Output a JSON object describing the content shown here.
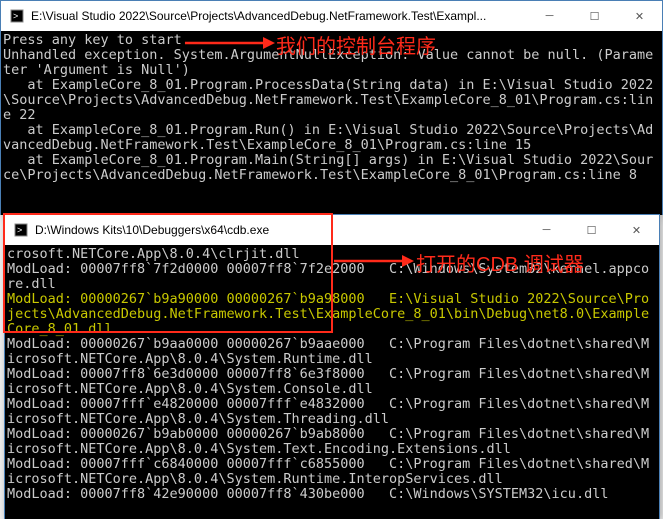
{
  "win1": {
    "title": "E:\\Visual Studio 2022\\Source\\Projects\\AdvancedDebug.NetFramework.Test\\Exampl...",
    "lines": [
      {
        "t": "Press any key to start.",
        "c": "w"
      },
      {
        "t": "Unhandled exception. System.ArgumentNullException: Value cannot be null. (Parameter 'Argument is Null')",
        "c": "w"
      },
      {
        "t": "   at ExampleCore_8_01.Program.ProcessData(String data) in E:\\Visual Studio 2022\\Source\\Projects\\AdvancedDebug.NetFramework.Test\\ExampleCore_8_01\\Program.cs:line 22",
        "c": "w"
      },
      {
        "t": "   at ExampleCore_8_01.Program.Run() in E:\\Visual Studio 2022\\Source\\Projects\\AdvancedDebug.NetFramework.Test\\ExampleCore_8_01\\Program.cs:line 15",
        "c": "w"
      },
      {
        "t": "   at ExampleCore_8_01.Program.Main(String[] args) in E:\\Visual Studio 2022\\Source\\Projects\\AdvancedDebug.NetFramework.Test\\ExampleCore_8_01\\Program.cs:line 8",
        "c": "w"
      }
    ]
  },
  "win2": {
    "title": "D:\\Windows Kits\\10\\Debuggers\\x64\\cdb.exe",
    "lines": [
      {
        "t": "crosoft.NETCore.App\\8.0.4\\clrjit.dll",
        "c": "w"
      },
      {
        "t": "ModLoad: 00007ff8`7f2d0000 00007ff8`7f2e2000   C:\\Windows\\System32\\kernel.appcore.dll",
        "c": "w"
      },
      {
        "t": "ModLoad: 00000267`b9a90000 00000267`b9a98000   E:\\Visual Studio 2022\\Source\\Projects\\AdvancedDebug.NetFramework.Test\\ExampleCore_8_01\\bin\\Debug\\net8.0\\ExampleCore_8_01.dll",
        "c": "y"
      },
      {
        "t": "ModLoad: 00000267`b9aa0000 00000267`b9aae000   C:\\Program Files\\dotnet\\shared\\Microsoft.NETCore.App\\8.0.4\\System.Runtime.dll",
        "c": "w"
      },
      {
        "t": "ModLoad: 00007ff8`6e3d0000 00007ff8`6e3f8000   C:\\Program Files\\dotnet\\shared\\Microsoft.NETCore.App\\8.0.4\\System.Console.dll",
        "c": "w"
      },
      {
        "t": "ModLoad: 00007fff`e4820000 00007fff`e4832000   C:\\Program Files\\dotnet\\shared\\Microsoft.NETCore.App\\8.0.4\\System.Threading.dll",
        "c": "w"
      },
      {
        "t": "ModLoad: 00000267`b9ab0000 00000267`b9ab8000   C:\\Program Files\\dotnet\\shared\\Microsoft.NETCore.App\\8.0.4\\System.Text.Encoding.Extensions.dll",
        "c": "w"
      },
      {
        "t": "ModLoad: 00007fff`c6840000 00007fff`c6855000   C:\\Program Files\\dotnet\\shared\\Microsoft.NETCore.App\\8.0.4\\System.Runtime.InteropServices.dll",
        "c": "w"
      },
      {
        "t": "ModLoad: 00007ff8`42e90000 00007ff8`430be000   C:\\Windows\\SYSTEM32\\icu.dll",
        "c": "w"
      }
    ]
  },
  "annot": {
    "label1": "我们的控制台程序",
    "label2": "打开的CDB 调试器"
  },
  "controls": {
    "minimize": "─",
    "maximize": "☐",
    "close": "✕"
  }
}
•••
**What the task requires:** Using the entries above, find all lines with "String". Copy them.

**Expected answer:**
        "t": "   at ExampleCore_8_01.Program.ProcessData(String data) in E:\\Visual Studio 2022\\Source\\Projects\\AdvancedDebug.NetFramework.Test\\ExampleCore_8_01\\Program.cs:line 22",
        "t": "   at ExampleCore_8_01.Program.Main(String[] args) in E:\\Visual Studio 2022\\Source\\Projects\\AdvancedDebug.NetFramework.Test\\ExampleCore_8_01\\Program.cs:line 8",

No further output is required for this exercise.